#### Your task:
Quote the listing below in its entirety, omitting every image.

#### Dataset records:
------------------------------------------------------------

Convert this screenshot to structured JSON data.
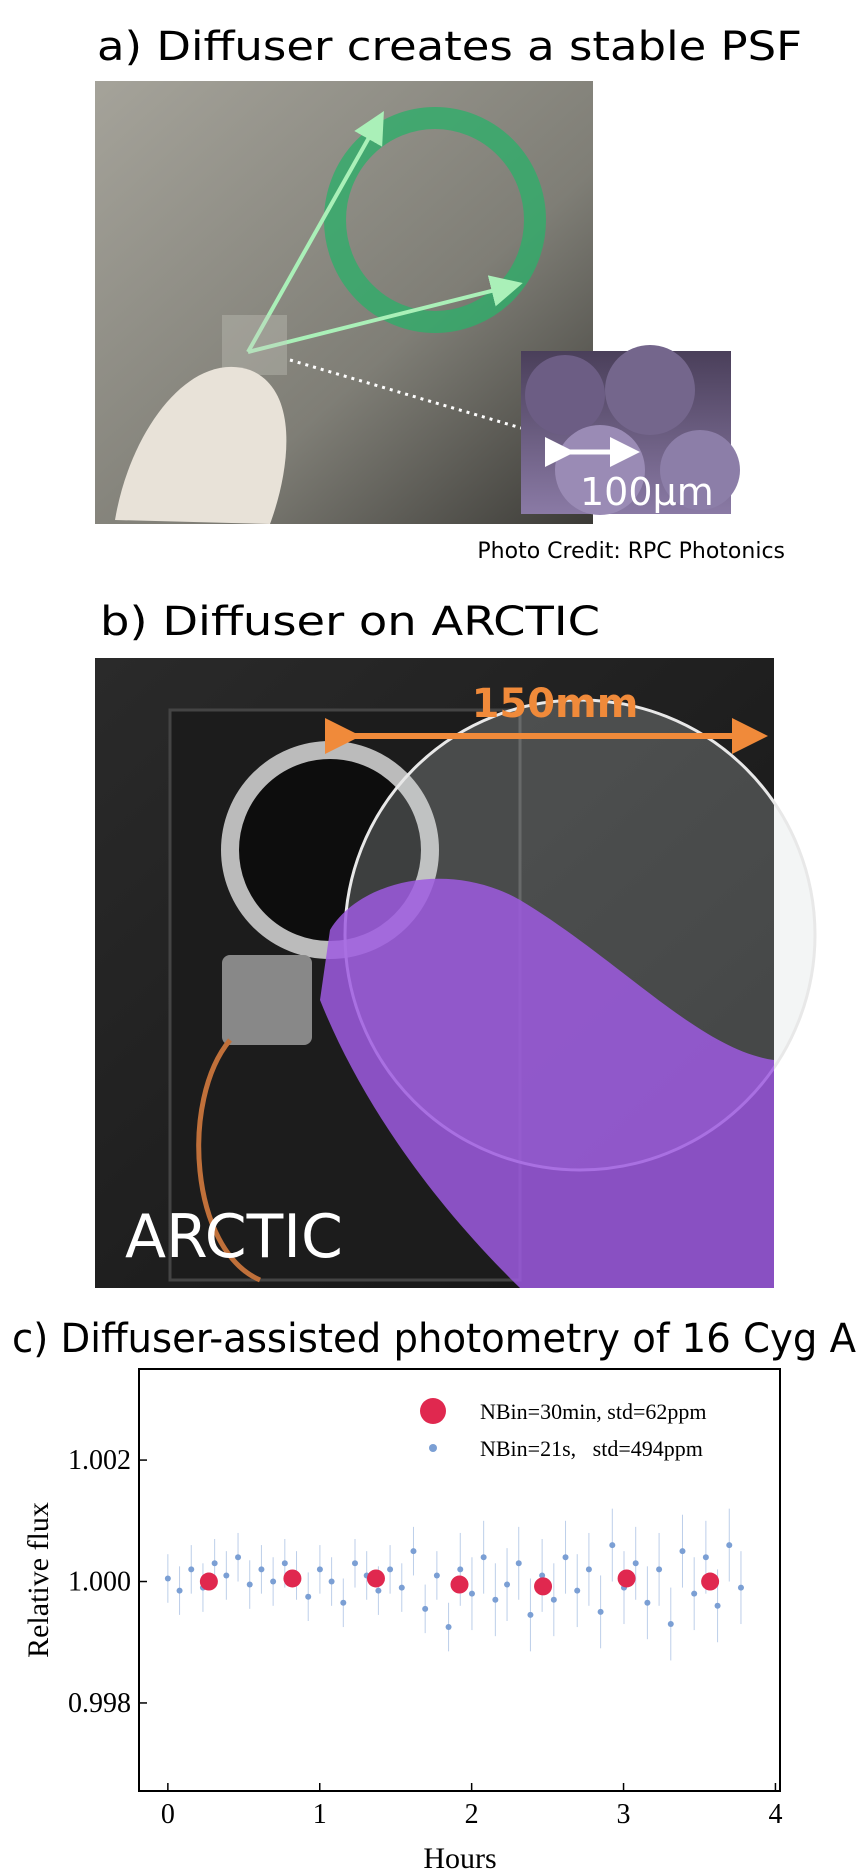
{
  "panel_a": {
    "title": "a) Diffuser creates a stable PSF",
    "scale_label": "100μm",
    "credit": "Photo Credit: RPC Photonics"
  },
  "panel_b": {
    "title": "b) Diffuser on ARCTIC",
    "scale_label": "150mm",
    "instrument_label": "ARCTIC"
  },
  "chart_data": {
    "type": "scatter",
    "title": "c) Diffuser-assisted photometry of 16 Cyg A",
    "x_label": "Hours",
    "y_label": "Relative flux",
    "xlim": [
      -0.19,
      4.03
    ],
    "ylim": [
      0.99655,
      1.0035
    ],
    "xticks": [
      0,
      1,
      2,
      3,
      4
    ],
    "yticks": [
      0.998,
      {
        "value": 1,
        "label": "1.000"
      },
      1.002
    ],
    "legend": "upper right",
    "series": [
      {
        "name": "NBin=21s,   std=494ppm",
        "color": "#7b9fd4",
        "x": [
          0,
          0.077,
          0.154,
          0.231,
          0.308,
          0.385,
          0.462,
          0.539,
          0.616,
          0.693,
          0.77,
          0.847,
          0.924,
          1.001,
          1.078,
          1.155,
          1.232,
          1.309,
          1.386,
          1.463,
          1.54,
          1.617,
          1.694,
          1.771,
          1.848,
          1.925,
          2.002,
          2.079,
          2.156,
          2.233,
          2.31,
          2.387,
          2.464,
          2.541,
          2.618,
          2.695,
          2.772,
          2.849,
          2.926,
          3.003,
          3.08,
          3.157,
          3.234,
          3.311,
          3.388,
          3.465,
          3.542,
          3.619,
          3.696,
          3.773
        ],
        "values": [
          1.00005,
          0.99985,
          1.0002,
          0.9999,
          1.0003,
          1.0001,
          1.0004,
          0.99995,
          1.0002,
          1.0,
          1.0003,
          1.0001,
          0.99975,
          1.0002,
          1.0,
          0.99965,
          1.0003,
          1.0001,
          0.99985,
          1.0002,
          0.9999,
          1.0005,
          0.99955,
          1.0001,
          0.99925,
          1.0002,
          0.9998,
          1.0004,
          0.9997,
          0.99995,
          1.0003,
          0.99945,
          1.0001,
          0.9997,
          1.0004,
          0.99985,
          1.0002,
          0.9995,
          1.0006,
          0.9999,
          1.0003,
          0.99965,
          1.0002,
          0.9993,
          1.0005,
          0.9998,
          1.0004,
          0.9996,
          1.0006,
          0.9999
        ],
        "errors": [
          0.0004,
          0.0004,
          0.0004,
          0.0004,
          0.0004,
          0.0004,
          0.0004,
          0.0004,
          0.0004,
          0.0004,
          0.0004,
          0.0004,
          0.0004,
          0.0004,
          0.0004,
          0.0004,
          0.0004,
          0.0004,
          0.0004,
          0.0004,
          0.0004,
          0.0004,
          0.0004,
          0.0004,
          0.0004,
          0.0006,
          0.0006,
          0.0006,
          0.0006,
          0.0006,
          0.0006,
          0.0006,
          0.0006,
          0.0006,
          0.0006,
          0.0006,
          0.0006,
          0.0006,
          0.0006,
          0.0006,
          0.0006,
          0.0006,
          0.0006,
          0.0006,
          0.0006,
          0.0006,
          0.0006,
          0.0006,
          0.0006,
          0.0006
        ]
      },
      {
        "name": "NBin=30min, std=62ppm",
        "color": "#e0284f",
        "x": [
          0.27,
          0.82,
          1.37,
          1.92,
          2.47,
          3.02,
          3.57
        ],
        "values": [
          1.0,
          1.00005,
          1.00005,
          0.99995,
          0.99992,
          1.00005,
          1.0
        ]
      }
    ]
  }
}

------------------------------------------------------------

#### Task solution:
Convert this screenshot to structured JSON data.
{
  "panel_a": {
    "title": "a) Diffuser creates a stable PSF",
    "scale_label": "100μm",
    "credit": "Photo Credit: RPC Photonics"
  },
  "panel_b": {
    "title": "b) Diffuser on ARCTIC",
    "scale_label": "150mm",
    "instrument_label": "ARCTIC"
  },
  "chart_data": {
    "type": "scatter",
    "title": "c) Diffuser-assisted photometry of 16 Cyg A",
    "x_label": "Hours",
    "y_label": "Relative flux",
    "xlim": [
      -0.19,
      4.03
    ],
    "ylim": [
      0.99655,
      1.0035
    ],
    "xticks": [
      0,
      1,
      2,
      3,
      4
    ],
    "yticks": [
      0.998,
      {
        "value": 1,
        "label": "1.000"
      },
      1.002
    ],
    "legend": "upper right",
    "series": [
      {
        "name": "NBin=21s,   std=494ppm",
        "color": "#7b9fd4",
        "x": [
          0,
          0.077,
          0.154,
          0.231,
          0.308,
          0.385,
          0.462,
          0.539,
          0.616,
          0.693,
          0.77,
          0.847,
          0.924,
          1.001,
          1.078,
          1.155,
          1.232,
          1.309,
          1.386,
          1.463,
          1.54,
          1.617,
          1.694,
          1.771,
          1.848,
          1.925,
          2.002,
          2.079,
          2.156,
          2.233,
          2.31,
          2.387,
          2.464,
          2.541,
          2.618,
          2.695,
          2.772,
          2.849,
          2.926,
          3.003,
          3.08,
          3.157,
          3.234,
          3.311,
          3.388,
          3.465,
          3.542,
          3.619,
          3.696,
          3.773
        ],
        "values": [
          1.00005,
          0.99985,
          1.0002,
          0.9999,
          1.0003,
          1.0001,
          1.0004,
          0.99995,
          1.0002,
          1.0,
          1.0003,
          1.0001,
          0.99975,
          1.0002,
          1.0,
          0.99965,
          1.0003,
          1.0001,
          0.99985,
          1.0002,
          0.9999,
          1.0005,
          0.99955,
          1.0001,
          0.99925,
          1.0002,
          0.9998,
          1.0004,
          0.9997,
          0.99995,
          1.0003,
          0.99945,
          1.0001,
          0.9997,
          1.0004,
          0.99985,
          1.0002,
          0.9995,
          1.0006,
          0.9999,
          1.0003,
          0.99965,
          1.0002,
          0.9993,
          1.0005,
          0.9998,
          1.0004,
          0.9996,
          1.0006,
          0.9999
        ],
        "errors": [
          0.0004,
          0.0004,
          0.0004,
          0.0004,
          0.0004,
          0.0004,
          0.0004,
          0.0004,
          0.0004,
          0.0004,
          0.0004,
          0.0004,
          0.0004,
          0.0004,
          0.0004,
          0.0004,
          0.0004,
          0.0004,
          0.0004,
          0.0004,
          0.0004,
          0.0004,
          0.0004,
          0.0004,
          0.0004,
          0.0006,
          0.0006,
          0.0006,
          0.0006,
          0.0006,
          0.0006,
          0.0006,
          0.0006,
          0.0006,
          0.0006,
          0.0006,
          0.0006,
          0.0006,
          0.0006,
          0.0006,
          0.0006,
          0.0006,
          0.0006,
          0.0006,
          0.0006,
          0.0006,
          0.0006,
          0.0006,
          0.0006,
          0.0006
        ]
      },
      {
        "name": "NBin=30min, std=62ppm",
        "color": "#e0284f",
        "x": [
          0.27,
          0.82,
          1.37,
          1.92,
          2.47,
          3.02,
          3.57
        ],
        "values": [
          1.0,
          1.00005,
          1.00005,
          0.99995,
          0.99992,
          1.00005,
          1.0
        ]
      }
    ]
  }
}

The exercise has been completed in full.